Data shown
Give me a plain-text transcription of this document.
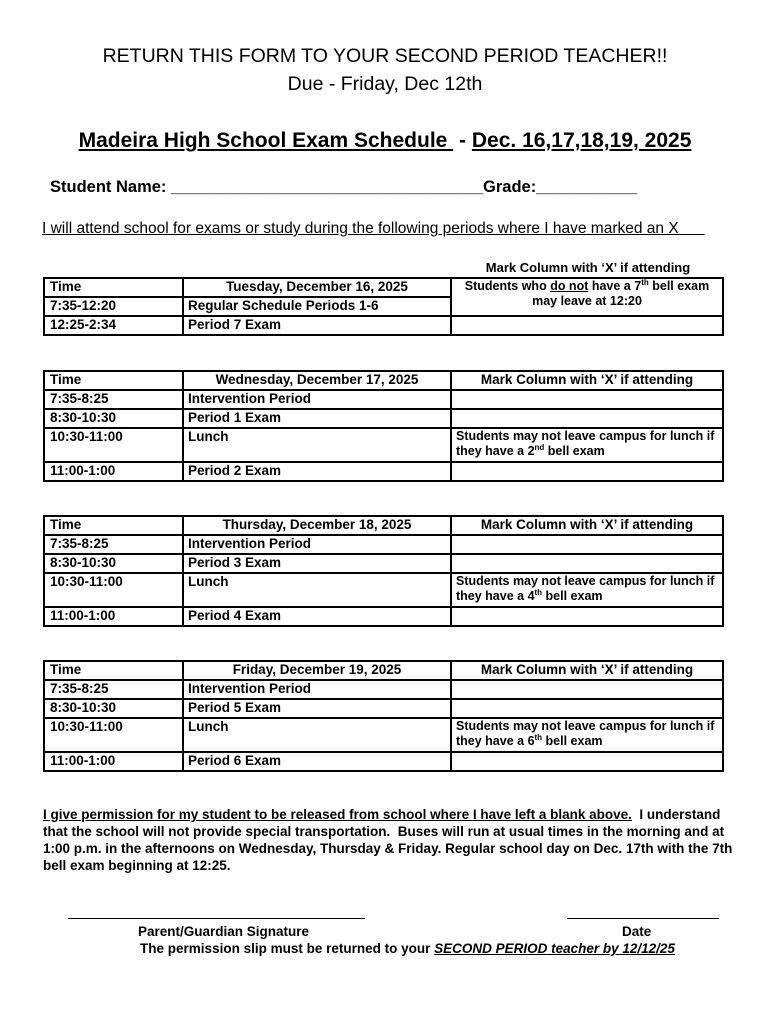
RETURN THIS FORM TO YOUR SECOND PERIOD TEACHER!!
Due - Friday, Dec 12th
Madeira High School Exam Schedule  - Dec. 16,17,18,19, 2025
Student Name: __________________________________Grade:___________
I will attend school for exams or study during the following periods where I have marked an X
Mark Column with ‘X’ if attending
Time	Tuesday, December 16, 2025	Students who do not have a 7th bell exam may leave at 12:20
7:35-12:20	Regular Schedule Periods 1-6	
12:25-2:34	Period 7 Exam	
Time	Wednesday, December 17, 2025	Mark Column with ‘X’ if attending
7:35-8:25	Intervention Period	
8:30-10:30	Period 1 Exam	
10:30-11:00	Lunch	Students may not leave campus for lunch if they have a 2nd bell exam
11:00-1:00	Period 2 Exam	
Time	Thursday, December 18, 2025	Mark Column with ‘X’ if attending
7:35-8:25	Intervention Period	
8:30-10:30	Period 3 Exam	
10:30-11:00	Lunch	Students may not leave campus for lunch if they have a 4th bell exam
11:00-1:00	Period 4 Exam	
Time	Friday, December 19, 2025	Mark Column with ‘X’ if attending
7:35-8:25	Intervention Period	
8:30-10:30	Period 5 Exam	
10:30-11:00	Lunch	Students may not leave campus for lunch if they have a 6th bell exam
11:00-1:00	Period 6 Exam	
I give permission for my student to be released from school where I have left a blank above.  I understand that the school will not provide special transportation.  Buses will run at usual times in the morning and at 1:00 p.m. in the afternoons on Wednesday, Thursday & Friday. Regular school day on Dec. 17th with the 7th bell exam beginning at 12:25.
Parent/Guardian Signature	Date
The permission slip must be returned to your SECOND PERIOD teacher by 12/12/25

---

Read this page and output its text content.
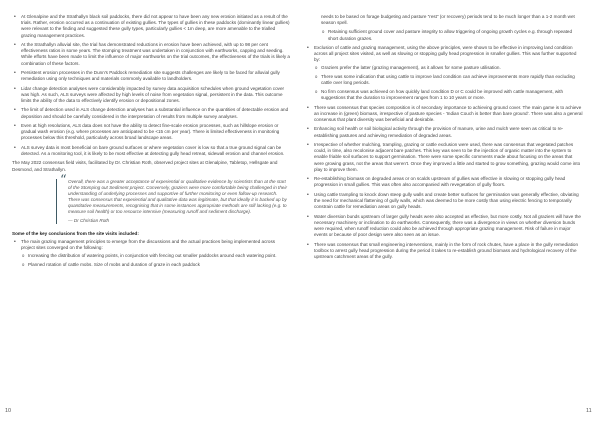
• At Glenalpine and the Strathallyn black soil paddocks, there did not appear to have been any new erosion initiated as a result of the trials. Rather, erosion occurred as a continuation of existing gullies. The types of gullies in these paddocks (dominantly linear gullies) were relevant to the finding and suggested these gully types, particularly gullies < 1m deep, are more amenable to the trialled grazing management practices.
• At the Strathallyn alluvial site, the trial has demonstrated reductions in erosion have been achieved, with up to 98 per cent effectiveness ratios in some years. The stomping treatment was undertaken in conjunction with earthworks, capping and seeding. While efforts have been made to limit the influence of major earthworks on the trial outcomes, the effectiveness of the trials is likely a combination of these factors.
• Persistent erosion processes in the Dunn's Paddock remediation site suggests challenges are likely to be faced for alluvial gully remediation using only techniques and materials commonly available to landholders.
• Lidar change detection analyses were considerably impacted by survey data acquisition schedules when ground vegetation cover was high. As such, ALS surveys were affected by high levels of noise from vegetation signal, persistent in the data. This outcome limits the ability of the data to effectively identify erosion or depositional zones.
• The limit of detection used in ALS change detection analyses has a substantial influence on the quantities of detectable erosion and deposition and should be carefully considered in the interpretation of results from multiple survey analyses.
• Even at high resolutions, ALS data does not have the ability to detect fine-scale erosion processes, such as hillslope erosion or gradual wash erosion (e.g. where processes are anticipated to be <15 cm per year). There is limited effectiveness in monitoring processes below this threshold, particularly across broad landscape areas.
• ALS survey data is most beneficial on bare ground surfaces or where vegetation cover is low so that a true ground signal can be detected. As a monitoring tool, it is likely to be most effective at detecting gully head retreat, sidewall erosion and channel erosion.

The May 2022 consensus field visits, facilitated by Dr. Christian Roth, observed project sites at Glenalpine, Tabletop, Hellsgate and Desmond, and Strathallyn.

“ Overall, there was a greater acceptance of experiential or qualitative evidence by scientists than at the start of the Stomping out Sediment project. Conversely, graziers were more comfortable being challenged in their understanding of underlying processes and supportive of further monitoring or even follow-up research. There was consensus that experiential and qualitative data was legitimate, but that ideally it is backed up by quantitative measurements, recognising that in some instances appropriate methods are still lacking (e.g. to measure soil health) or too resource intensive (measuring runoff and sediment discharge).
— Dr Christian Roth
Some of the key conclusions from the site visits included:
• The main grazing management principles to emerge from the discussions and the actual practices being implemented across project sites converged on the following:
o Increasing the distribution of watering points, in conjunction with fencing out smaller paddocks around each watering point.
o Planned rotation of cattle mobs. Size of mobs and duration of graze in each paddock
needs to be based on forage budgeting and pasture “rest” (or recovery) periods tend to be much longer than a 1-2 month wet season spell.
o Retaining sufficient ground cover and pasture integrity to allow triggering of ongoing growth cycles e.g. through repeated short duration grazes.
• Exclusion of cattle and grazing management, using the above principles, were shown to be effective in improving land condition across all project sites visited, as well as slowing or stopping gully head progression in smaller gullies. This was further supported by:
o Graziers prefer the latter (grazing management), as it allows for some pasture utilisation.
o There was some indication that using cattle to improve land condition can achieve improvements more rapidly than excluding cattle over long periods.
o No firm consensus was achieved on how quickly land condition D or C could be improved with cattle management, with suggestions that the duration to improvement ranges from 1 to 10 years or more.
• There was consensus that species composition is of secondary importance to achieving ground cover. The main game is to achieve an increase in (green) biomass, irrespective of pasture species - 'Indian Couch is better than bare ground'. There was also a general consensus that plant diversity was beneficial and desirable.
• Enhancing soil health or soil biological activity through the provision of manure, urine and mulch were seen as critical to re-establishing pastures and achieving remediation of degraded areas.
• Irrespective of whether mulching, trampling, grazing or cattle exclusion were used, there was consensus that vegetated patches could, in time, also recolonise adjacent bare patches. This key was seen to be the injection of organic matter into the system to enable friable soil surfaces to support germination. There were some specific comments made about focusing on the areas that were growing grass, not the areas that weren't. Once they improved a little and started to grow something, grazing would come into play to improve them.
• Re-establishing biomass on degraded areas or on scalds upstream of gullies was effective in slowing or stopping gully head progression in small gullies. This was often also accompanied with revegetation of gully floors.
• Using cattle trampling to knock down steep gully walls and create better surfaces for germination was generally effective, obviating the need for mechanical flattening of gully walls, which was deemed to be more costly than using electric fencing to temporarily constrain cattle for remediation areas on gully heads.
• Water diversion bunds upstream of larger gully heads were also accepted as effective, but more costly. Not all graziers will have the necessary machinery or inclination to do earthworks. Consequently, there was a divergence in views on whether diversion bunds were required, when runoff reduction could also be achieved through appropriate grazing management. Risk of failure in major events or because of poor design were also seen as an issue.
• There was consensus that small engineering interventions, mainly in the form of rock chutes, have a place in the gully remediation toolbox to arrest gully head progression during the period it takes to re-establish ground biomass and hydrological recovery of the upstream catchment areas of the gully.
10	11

Work to do
Find the word "achieving" in the records and pull out each line that has it.

Output of the task
• There was consensus that species composition is of secondary importance to achieving ground cover. The main game is to achieve an increase in (green) biomass, irrespective of pasture species - 'Indian Couch is better than bare ground'. There was also a general consensus that plant diversity was beneficial and desirable.
• Enhancing soil health or soil biological activity through the provision of manure, urine and mulch were seen as critical to re-establishing pastures and achieving remediation of degraded areas.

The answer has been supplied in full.